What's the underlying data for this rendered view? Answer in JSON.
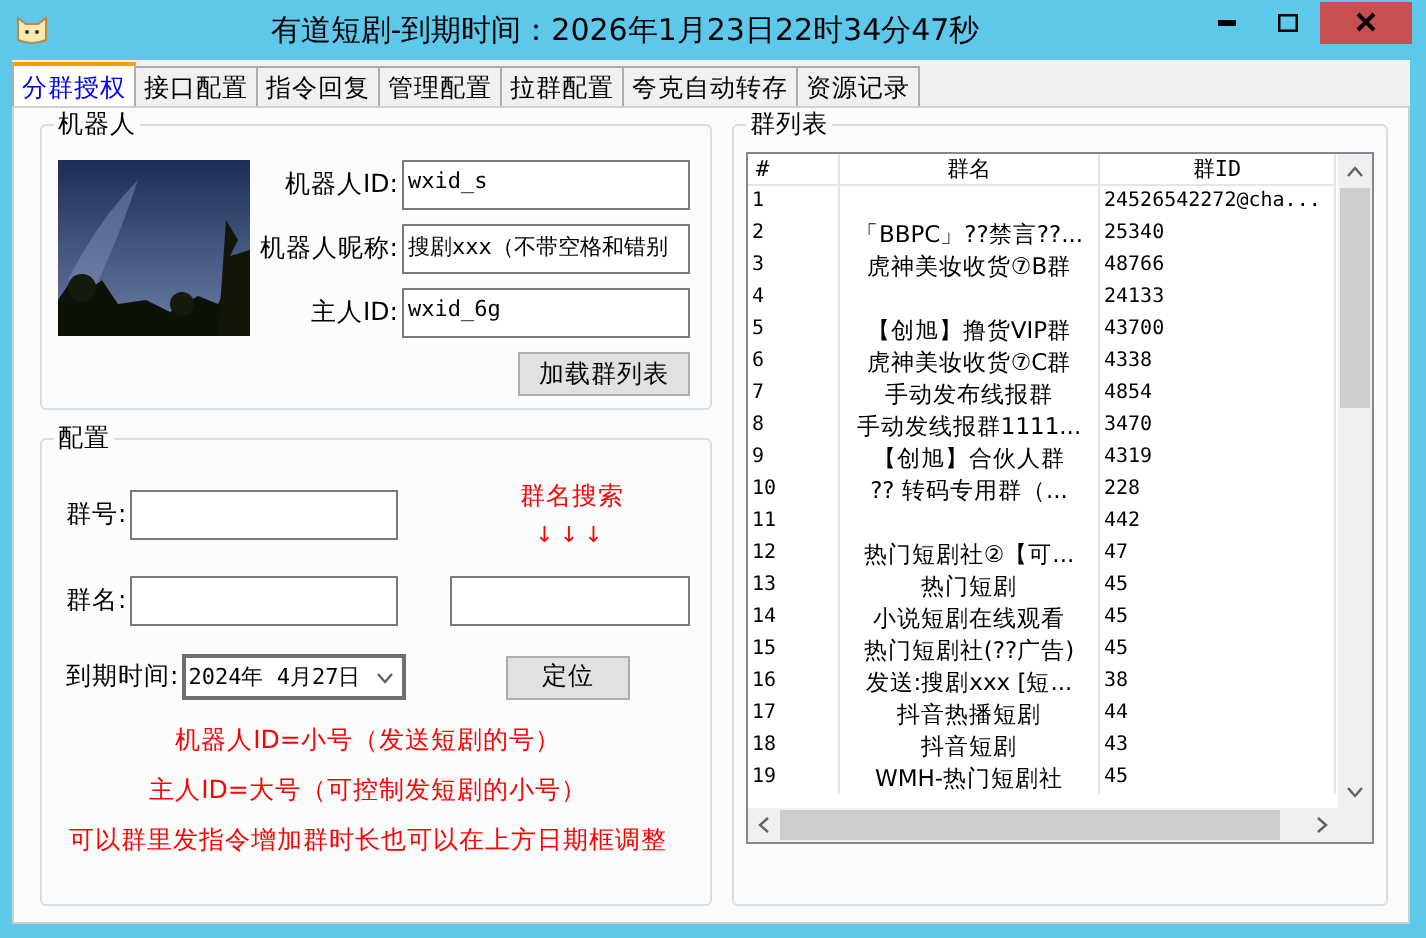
{
  "window": {
    "title": "有道短剧-到期时间：2026年1月23日22时34分47秒"
  },
  "tabs": [
    {
      "label": "分群授权",
      "selected": true
    },
    {
      "label": "接口配置",
      "selected": false
    },
    {
      "label": "指令回复",
      "selected": false
    },
    {
      "label": "管理配置",
      "selected": false
    },
    {
      "label": "拉群配置",
      "selected": false
    },
    {
      "label": "夸克自动转存",
      "selected": false
    },
    {
      "label": "资源记录",
      "selected": false
    }
  ],
  "robot": {
    "title": "机器人",
    "fields": [
      {
        "label": "机器人ID:",
        "value": "wxid_s"
      },
      {
        "label": "机器人昵称:",
        "value": "搜剧xxx（不带空格和错别"
      },
      {
        "label": "主人ID:",
        "value": "wxid_6g"
      }
    ],
    "load_button": "加载群列表"
  },
  "config": {
    "title": "配置",
    "group_number_label": "群号:",
    "group_name_label": "群名:",
    "search_label": "群名搜索",
    "search_arrows": "↓↓↓",
    "expiry_label": "到期时间:",
    "expiry_value": "2024年 4月27日",
    "locate_button": "定位",
    "notes": [
      "机器人ID=小号（发送短剧的号）",
      "主人ID=大号（可控制发短剧的小号）",
      "可以群里发指令增加群时长也可以在上方日期框调整"
    ]
  },
  "group_list": {
    "title": "群列表",
    "columns": [
      "#",
      "群名",
      "群ID"
    ],
    "rows": [
      [
        "1",
        "",
        "24526542272@cha..."
      ],
      [
        "2",
        "「BBPC」??禁言??...",
        "25340"
      ],
      [
        "3",
        "虎神美妆收货⑦B群",
        "48766"
      ],
      [
        "4",
        "",
        "24133"
      ],
      [
        "5",
        "【创旭】撸货VIP群",
        "43700"
      ],
      [
        "6",
        "虎神美妆收货⑦C群",
        "4338"
      ],
      [
        "7",
        "手动发布线报群",
        "4854"
      ],
      [
        "8",
        "手动发线报群1111...",
        "3470"
      ],
      [
        "9",
        "【创旭】合伙人群",
        "4319"
      ],
      [
        "10",
        "?? 转码专用群（...",
        "228"
      ],
      [
        "11",
        "",
        "442"
      ],
      [
        "12",
        "热门短剧社②【可...",
        "47"
      ],
      [
        "13",
        "热门短剧",
        "45"
      ],
      [
        "14",
        "小说短剧在线观看",
        "45"
      ],
      [
        "15",
        "热门短剧社(??广告)",
        "45"
      ],
      [
        "16",
        "发送:搜剧xxx [短...",
        "38"
      ],
      [
        "17",
        "抖音热播短剧",
        "44"
      ],
      [
        "18",
        "抖音短剧",
        "43"
      ],
      [
        "19",
        "WMH-热门短剧社",
        "45"
      ]
    ]
  }
}
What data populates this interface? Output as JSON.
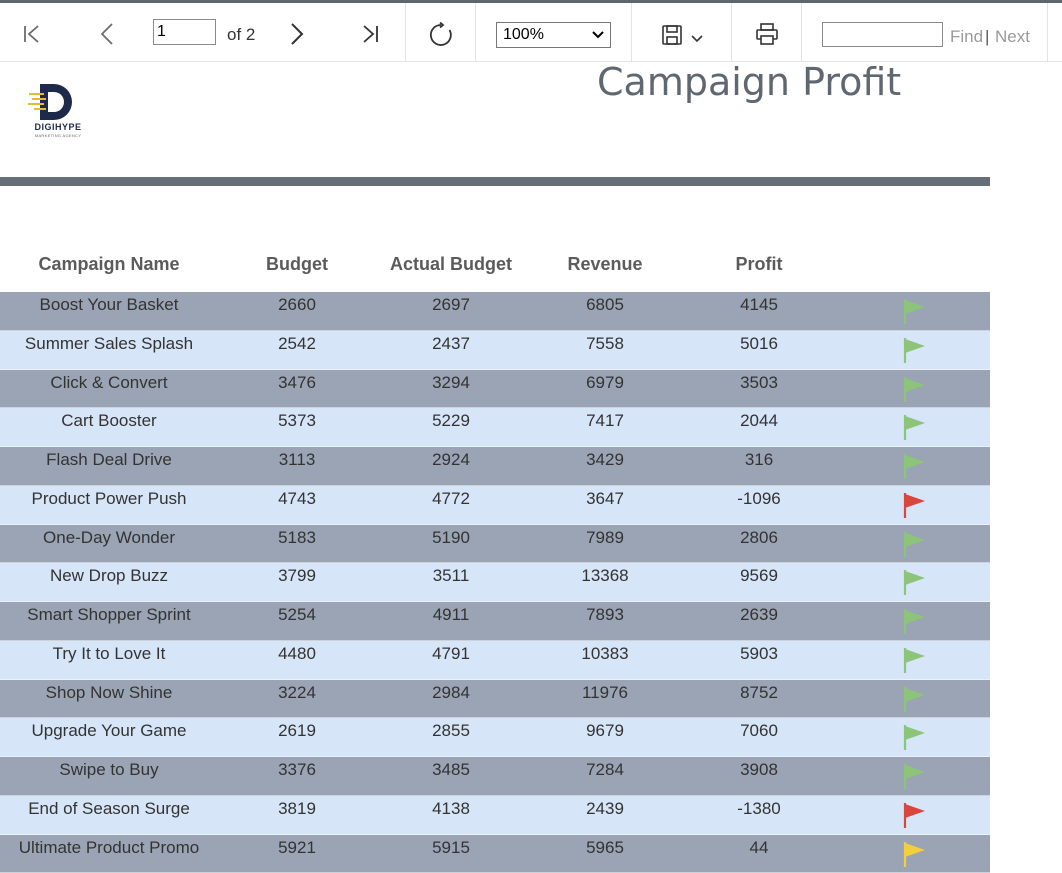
{
  "toolbar": {
    "current_page": "1",
    "of_pages": "of 2",
    "zoom": "100%",
    "find_placeholder": "",
    "find_label": "Find",
    "next_label": "Next",
    "pipe": "|"
  },
  "report": {
    "title": "Campaign Profit",
    "logo_text": "DIGIHYPE",
    "logo_subtext": "MARKETING AGENCY"
  },
  "table": {
    "headers": [
      "Campaign Name",
      "Budget",
      "Actual Budget",
      "Revenue",
      "Profit"
    ],
    "rows": [
      {
        "name": "Boost Your Basket",
        "budget": "2660",
        "actual": "2697",
        "revenue": "6805",
        "profit": "4145",
        "flag": "green"
      },
      {
        "name": "Summer Sales Splash",
        "budget": "2542",
        "actual": "2437",
        "revenue": "7558",
        "profit": "5016",
        "flag": "green"
      },
      {
        "name": "Click & Convert",
        "budget": "3476",
        "actual": "3294",
        "revenue": "6979",
        "profit": "3503",
        "flag": "green"
      },
      {
        "name": "Cart Booster",
        "budget": "5373",
        "actual": "5229",
        "revenue": "7417",
        "profit": "2044",
        "flag": "green"
      },
      {
        "name": "Flash Deal Drive",
        "budget": "3113",
        "actual": "2924",
        "revenue": "3429",
        "profit": "316",
        "flag": "green"
      },
      {
        "name": "Product Power Push",
        "budget": "4743",
        "actual": "4772",
        "revenue": "3647",
        "profit": "-1096",
        "flag": "red"
      },
      {
        "name": "One-Day Wonder",
        "budget": "5183",
        "actual": "5190",
        "revenue": "7989",
        "profit": "2806",
        "flag": "green"
      },
      {
        "name": "New Drop Buzz",
        "budget": "3799",
        "actual": "3511",
        "revenue": "13368",
        "profit": "9569",
        "flag": "green"
      },
      {
        "name": "Smart Shopper Sprint",
        "budget": "5254",
        "actual": "4911",
        "revenue": "7893",
        "profit": "2639",
        "flag": "green"
      },
      {
        "name": "Try It to Love It",
        "budget": "4480",
        "actual": "4791",
        "revenue": "10383",
        "profit": "5903",
        "flag": "green"
      },
      {
        "name": "Shop Now Shine",
        "budget": "3224",
        "actual": "2984",
        "revenue": "11976",
        "profit": "8752",
        "flag": "green"
      },
      {
        "name": "Upgrade Your Game",
        "budget": "2619",
        "actual": "2855",
        "revenue": "9679",
        "profit": "7060",
        "flag": "green"
      },
      {
        "name": "Swipe to Buy",
        "budget": "3376",
        "actual": "3485",
        "revenue": "7284",
        "profit": "3908",
        "flag": "green"
      },
      {
        "name": "End of Season Surge",
        "budget": "3819",
        "actual": "4138",
        "revenue": "2439",
        "profit": "-1380",
        "flag": "red"
      },
      {
        "name": "Ultimate Product Promo",
        "budget": "5921",
        "actual": "5915",
        "revenue": "5965",
        "profit": "44",
        "flag": "yellow"
      }
    ]
  },
  "colors": {
    "flag_green": "#8cc47a",
    "flag_red": "#d9463e",
    "flag_yellow": "#f2cf3c",
    "row_dark": "#9aa4b4",
    "row_light": "#d6e5f8",
    "title": "#5f6870",
    "logo_navy": "#1e2a4a",
    "logo_gold": "#e8b934"
  }
}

■ Exercise objective
For each line above that contains the word "Campaign", copy that line.

■ Answer for the task
    "title": "Campaign Profit",
      "Campaign Name",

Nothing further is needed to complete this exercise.